Provided information
·····

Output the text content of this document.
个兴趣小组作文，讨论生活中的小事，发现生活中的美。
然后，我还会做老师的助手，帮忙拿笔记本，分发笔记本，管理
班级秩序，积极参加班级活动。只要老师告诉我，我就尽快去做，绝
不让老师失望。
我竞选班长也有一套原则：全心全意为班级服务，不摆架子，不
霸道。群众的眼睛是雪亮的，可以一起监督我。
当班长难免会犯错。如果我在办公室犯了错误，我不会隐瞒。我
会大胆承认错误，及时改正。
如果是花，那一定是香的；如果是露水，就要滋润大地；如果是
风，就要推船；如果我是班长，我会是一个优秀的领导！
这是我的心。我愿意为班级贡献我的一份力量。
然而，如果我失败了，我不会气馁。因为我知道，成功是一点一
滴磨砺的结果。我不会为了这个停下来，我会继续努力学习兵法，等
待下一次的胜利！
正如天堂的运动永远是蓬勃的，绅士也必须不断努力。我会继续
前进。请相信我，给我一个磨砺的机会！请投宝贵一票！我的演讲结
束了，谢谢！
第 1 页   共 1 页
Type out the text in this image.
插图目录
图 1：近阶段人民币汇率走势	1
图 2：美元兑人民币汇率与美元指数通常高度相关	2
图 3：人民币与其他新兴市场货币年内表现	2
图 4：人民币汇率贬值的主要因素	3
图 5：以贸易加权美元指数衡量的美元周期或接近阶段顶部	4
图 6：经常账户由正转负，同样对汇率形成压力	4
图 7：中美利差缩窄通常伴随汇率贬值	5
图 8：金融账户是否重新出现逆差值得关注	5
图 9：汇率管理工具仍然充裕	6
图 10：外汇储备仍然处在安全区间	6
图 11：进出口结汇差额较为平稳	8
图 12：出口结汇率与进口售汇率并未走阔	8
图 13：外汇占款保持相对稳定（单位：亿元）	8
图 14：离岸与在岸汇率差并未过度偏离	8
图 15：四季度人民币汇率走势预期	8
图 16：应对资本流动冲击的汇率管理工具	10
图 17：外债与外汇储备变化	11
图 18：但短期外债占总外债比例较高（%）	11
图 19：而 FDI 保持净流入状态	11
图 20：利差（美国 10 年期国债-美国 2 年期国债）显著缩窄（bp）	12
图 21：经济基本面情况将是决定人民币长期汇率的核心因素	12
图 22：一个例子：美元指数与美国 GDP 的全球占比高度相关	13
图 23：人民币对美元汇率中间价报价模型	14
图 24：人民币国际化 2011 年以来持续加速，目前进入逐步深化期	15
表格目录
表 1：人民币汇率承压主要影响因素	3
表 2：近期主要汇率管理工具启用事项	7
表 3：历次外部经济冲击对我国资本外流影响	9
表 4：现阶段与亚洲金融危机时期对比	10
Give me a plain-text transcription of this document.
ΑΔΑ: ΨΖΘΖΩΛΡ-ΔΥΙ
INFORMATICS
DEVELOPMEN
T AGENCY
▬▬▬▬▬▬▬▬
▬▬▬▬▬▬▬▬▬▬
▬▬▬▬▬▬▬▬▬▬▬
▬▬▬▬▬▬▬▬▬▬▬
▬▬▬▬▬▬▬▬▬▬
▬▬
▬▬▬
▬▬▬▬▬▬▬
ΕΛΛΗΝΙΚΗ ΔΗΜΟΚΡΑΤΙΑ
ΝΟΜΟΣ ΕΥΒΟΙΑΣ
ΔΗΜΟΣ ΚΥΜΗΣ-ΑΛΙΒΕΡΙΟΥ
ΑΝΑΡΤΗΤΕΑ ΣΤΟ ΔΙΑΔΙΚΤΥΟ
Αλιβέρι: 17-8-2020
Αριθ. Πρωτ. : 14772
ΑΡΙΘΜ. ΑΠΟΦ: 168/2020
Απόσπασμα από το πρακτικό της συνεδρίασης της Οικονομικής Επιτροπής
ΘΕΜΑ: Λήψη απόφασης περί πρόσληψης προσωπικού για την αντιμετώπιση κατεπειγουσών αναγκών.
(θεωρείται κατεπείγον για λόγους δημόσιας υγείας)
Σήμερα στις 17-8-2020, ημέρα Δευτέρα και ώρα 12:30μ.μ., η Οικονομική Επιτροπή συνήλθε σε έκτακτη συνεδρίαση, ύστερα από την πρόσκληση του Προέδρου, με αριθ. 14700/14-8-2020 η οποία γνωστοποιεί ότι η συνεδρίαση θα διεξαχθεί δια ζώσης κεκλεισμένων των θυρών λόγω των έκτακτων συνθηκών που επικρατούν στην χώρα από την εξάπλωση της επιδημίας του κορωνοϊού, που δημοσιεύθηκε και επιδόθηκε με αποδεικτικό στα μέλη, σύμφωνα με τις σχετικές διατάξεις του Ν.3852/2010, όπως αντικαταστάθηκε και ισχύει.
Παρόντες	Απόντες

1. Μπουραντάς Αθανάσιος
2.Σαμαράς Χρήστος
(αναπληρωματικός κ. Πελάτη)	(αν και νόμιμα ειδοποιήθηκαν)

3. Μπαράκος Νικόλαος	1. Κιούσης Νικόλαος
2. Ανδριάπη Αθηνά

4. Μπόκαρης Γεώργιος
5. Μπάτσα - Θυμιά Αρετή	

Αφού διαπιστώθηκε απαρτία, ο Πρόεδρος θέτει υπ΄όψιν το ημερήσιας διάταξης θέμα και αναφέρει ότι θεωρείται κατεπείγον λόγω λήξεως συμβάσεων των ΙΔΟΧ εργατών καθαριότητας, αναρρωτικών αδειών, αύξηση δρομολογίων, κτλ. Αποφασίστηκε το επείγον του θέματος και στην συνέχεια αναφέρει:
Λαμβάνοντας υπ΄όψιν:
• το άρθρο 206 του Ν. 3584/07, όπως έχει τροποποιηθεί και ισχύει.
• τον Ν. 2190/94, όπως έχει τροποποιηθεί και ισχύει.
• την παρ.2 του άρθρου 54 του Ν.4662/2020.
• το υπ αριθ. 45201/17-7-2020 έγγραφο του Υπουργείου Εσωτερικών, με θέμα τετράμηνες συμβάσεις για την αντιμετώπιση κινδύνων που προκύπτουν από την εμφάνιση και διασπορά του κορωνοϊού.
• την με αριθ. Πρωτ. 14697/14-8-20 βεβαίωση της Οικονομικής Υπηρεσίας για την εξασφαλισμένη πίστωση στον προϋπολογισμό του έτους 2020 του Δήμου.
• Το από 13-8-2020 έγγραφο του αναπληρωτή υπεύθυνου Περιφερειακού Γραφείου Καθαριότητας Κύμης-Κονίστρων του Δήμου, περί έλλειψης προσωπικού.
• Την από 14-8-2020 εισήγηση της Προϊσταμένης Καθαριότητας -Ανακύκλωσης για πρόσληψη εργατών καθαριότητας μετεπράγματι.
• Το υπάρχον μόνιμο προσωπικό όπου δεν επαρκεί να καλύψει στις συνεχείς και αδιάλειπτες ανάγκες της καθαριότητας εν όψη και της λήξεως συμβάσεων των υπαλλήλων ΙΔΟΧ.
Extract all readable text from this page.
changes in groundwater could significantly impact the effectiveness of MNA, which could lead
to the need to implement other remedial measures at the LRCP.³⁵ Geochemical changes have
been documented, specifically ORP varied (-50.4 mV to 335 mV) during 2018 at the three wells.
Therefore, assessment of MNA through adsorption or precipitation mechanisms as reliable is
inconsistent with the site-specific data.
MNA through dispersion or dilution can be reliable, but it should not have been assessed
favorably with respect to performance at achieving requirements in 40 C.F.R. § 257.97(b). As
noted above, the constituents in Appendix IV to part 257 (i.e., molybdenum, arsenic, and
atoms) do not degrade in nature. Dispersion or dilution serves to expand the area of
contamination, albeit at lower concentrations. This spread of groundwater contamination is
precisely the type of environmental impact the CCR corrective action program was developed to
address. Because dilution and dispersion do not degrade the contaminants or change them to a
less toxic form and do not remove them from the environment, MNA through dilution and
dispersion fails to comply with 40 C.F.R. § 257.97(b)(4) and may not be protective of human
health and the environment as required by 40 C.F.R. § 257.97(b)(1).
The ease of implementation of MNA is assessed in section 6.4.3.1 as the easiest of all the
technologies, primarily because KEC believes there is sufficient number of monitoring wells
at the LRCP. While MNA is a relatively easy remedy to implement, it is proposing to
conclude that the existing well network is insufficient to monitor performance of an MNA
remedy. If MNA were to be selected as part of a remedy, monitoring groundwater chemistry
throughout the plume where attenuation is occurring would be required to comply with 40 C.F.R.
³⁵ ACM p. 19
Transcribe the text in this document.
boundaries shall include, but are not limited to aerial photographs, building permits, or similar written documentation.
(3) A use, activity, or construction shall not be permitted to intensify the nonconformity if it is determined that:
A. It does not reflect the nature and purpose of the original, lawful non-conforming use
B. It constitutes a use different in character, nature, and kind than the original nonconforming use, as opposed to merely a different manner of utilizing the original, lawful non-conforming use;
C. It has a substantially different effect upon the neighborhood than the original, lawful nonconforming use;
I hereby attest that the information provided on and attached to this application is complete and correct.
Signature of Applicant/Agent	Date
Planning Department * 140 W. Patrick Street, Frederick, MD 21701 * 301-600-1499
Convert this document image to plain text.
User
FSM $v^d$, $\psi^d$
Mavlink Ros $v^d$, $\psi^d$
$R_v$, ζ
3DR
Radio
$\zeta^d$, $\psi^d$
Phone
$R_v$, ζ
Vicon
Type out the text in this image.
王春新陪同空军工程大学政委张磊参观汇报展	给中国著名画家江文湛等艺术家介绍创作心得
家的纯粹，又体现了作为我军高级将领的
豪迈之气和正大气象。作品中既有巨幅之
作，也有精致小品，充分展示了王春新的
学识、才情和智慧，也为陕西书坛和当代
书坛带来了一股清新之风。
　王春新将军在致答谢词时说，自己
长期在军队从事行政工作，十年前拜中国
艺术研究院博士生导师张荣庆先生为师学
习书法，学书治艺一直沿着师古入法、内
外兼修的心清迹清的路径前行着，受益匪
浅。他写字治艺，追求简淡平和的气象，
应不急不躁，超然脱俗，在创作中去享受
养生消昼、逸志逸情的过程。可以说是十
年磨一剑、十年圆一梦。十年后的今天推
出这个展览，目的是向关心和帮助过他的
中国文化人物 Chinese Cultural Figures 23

·····

What you should do
Give exactly the lines from the one with "Convert this document image to plain text." to the end of the entries, nothing before them.

Result of the task
Convert this document image to plain text.
User
FSM $v^d$, $\psi^d$
Mavlink Ros $v^d$, $\psi^d$
$R_v$, ζ
3DR
Radio
$\zeta^d$, $\psi^d$
Phone
$R_v$, ζ
Vicon
Type out the text in this image.
王春新陪同空军工程大学政委张磊参观汇报展	给中国著名画家江文湛等艺术家介绍创作心得
家的纯粹，又体现了作为我军高级将领的
豪迈之气和正大气象。作品中既有巨幅之
作，也有精致小品，充分展示了王春新的
学识、才情和智慧，也为陕西书坛和当代
书坛带来了一股清新之风。
　王春新将军在致答谢词时说，自己
长期在军队从事行政工作，十年前拜中国
艺术研究院博士生导师张荣庆先生为师学
习书法，学书治艺一直沿着师古入法、内
外兼修的心清迹清的路径前行着，受益匪
浅。他写字治艺，追求简淡平和的气象，
应不急不躁，超然脱俗，在创作中去享受
养生消昼、逸志逸情的过程。可以说是十
年磨一剑、十年圆一梦。十年后的今天推
出这个展览，目的是向关心和帮助过他的
中国文化人物 Chinese Cultural Figures 23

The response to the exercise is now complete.